The request: Extract all lines in the data that contain the word "JSON".

● ● ● ● ●

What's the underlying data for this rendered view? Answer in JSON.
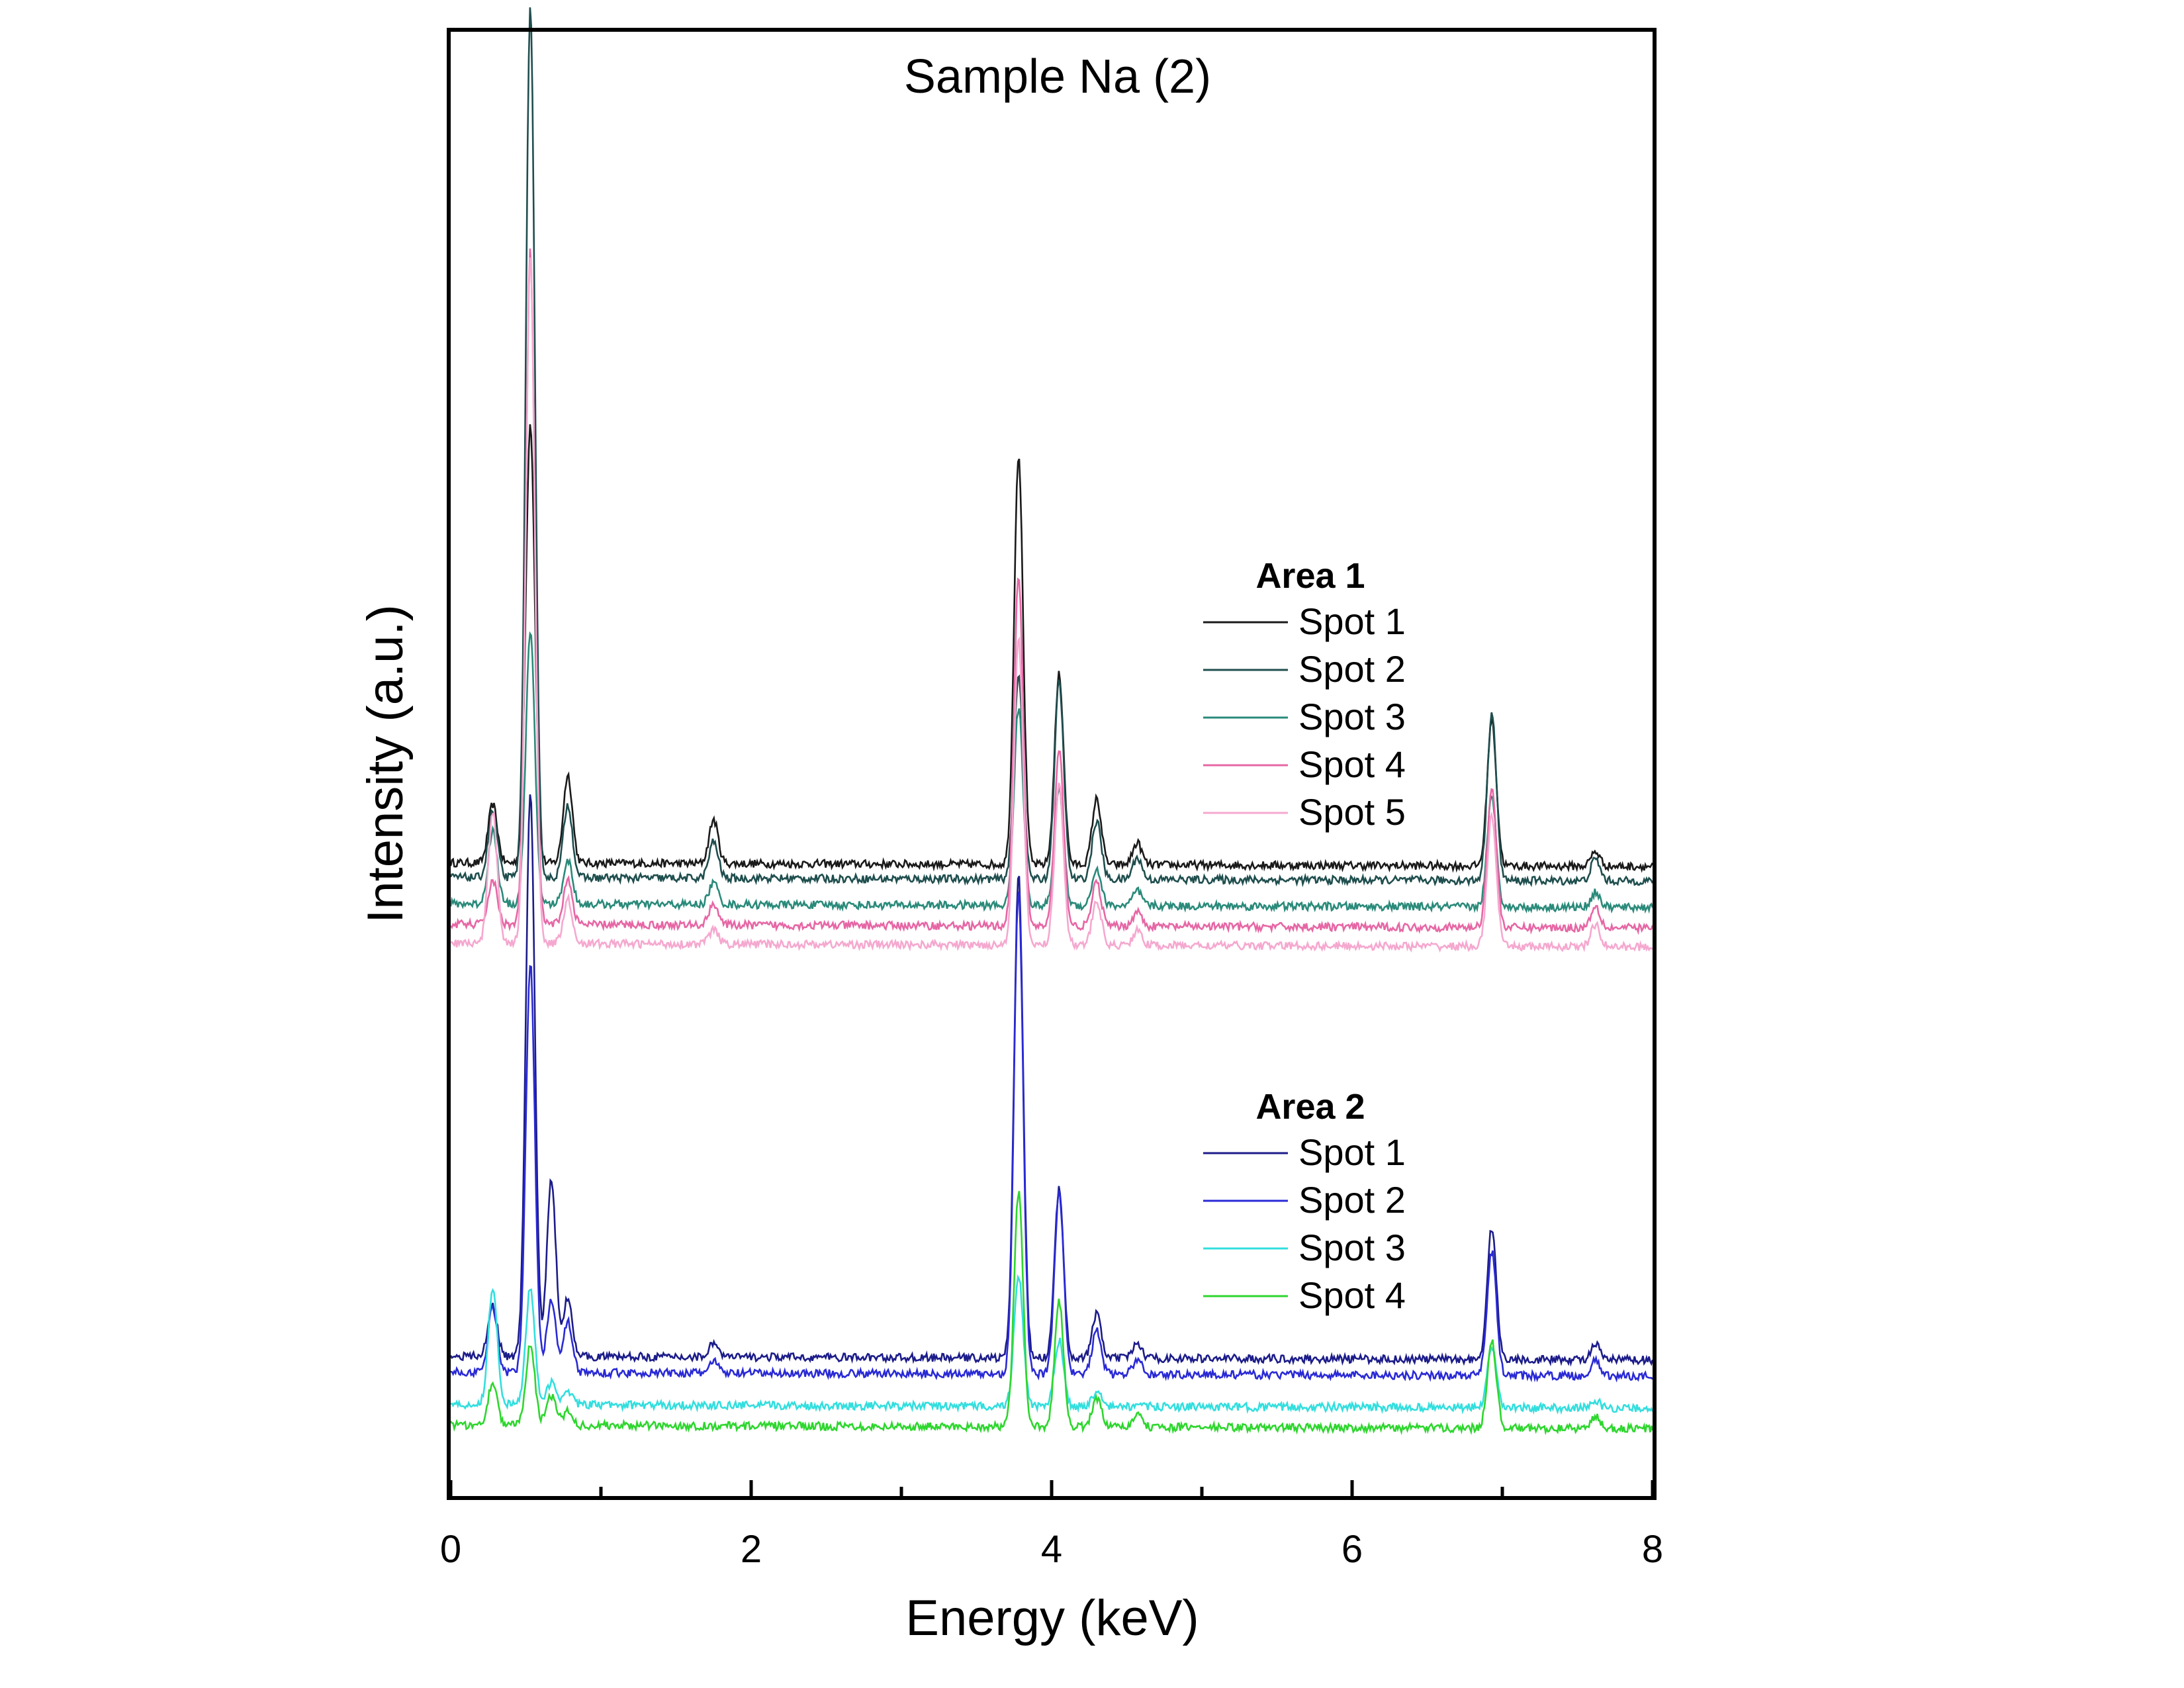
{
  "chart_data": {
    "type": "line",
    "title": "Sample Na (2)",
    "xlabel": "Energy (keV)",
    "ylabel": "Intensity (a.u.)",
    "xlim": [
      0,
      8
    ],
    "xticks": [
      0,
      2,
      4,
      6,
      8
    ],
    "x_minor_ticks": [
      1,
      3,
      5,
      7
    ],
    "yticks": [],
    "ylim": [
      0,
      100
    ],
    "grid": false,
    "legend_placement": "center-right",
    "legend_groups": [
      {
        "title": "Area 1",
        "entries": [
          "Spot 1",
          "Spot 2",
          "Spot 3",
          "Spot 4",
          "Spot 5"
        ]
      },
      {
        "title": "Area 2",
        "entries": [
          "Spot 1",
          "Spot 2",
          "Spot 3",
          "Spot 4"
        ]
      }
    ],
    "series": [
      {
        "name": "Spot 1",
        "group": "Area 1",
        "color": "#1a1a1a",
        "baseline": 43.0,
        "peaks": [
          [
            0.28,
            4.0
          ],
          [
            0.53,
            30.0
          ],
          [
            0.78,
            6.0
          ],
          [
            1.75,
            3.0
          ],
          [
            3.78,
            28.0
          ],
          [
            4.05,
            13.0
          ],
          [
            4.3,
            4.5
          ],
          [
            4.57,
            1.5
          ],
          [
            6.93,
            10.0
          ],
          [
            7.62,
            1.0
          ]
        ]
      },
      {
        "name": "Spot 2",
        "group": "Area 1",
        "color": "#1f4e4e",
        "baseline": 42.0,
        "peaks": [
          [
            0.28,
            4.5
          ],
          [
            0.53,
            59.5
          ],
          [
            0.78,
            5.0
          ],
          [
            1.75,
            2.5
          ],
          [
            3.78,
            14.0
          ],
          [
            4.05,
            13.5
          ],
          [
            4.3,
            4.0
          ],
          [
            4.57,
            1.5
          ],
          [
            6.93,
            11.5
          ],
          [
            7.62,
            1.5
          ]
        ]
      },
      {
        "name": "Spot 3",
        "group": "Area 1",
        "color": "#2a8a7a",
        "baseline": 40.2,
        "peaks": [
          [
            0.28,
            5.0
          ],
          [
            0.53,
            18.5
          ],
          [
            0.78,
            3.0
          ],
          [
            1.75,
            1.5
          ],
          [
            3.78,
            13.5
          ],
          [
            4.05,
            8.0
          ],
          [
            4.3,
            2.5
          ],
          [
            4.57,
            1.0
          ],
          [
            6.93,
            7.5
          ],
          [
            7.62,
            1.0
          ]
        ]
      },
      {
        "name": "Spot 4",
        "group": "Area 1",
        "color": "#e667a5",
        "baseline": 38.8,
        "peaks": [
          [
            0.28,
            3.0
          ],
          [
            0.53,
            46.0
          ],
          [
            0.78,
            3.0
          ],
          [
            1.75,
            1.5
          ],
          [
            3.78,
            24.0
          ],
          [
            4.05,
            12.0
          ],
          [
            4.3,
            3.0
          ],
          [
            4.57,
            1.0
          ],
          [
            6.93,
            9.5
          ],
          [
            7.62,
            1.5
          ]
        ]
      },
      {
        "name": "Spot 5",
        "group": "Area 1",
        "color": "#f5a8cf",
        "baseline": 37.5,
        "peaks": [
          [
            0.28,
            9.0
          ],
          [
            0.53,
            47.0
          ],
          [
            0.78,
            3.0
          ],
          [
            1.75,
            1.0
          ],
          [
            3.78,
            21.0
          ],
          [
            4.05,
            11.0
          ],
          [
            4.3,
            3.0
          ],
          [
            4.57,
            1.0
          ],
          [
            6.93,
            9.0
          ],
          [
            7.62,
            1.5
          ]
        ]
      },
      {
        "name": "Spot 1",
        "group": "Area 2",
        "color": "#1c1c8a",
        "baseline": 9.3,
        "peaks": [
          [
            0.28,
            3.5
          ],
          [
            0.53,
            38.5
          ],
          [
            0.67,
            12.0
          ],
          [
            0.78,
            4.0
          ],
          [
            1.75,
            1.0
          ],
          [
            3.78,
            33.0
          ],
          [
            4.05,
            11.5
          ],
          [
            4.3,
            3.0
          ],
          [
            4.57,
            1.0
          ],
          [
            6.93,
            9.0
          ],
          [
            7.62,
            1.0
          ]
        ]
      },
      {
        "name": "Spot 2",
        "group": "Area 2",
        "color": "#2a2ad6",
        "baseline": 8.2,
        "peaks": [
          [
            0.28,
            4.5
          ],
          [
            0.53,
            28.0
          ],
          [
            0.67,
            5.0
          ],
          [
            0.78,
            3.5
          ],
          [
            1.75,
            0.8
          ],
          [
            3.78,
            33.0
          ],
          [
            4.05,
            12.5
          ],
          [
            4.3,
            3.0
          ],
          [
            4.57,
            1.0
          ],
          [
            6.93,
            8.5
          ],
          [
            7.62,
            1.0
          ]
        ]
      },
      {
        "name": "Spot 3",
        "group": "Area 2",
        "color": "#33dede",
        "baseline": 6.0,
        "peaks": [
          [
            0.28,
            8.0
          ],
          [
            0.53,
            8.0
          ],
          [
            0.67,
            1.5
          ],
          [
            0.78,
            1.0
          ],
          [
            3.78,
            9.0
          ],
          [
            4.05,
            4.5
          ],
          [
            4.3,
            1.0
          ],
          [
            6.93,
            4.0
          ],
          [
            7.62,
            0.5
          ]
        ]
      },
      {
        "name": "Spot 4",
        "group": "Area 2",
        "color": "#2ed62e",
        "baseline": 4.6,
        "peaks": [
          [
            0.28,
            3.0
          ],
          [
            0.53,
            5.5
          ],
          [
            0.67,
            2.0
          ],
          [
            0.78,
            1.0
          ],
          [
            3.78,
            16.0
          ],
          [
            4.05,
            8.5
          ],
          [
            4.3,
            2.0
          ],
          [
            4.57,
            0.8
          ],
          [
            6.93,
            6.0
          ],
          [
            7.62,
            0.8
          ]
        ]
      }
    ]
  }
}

● ● ● ● ●

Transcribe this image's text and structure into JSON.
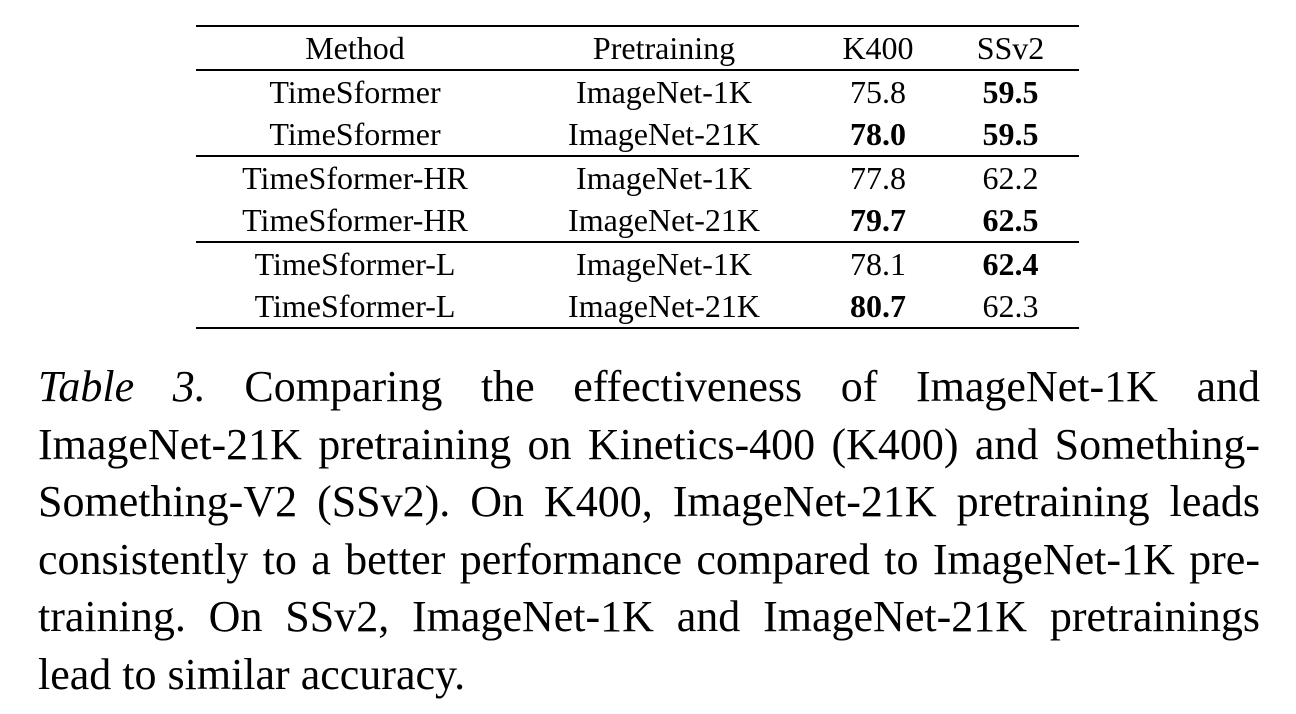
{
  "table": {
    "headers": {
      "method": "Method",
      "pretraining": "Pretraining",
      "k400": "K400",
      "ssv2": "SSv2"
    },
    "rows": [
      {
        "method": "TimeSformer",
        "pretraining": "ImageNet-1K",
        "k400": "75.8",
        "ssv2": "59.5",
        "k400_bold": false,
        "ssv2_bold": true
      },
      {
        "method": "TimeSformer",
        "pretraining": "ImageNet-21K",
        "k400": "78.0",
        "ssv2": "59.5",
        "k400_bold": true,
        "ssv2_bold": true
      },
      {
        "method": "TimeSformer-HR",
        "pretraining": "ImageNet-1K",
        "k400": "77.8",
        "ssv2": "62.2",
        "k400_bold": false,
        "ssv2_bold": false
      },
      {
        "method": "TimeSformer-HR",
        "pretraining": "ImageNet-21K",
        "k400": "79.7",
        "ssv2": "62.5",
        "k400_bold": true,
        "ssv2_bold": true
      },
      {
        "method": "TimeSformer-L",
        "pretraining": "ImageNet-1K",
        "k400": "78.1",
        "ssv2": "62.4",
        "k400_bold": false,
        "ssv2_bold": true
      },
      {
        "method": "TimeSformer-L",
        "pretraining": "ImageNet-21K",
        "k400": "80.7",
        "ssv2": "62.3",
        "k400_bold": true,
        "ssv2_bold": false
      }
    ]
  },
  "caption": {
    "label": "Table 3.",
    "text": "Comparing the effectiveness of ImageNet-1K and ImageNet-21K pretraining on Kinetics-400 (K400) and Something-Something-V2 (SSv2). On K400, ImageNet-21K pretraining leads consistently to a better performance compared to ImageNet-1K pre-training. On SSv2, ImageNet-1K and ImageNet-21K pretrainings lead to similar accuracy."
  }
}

● ● ● ● ●

Complete output:
What's the underlying data for this rendered view? Answer in JSON.
Transcribe this image's text and structure into JSON.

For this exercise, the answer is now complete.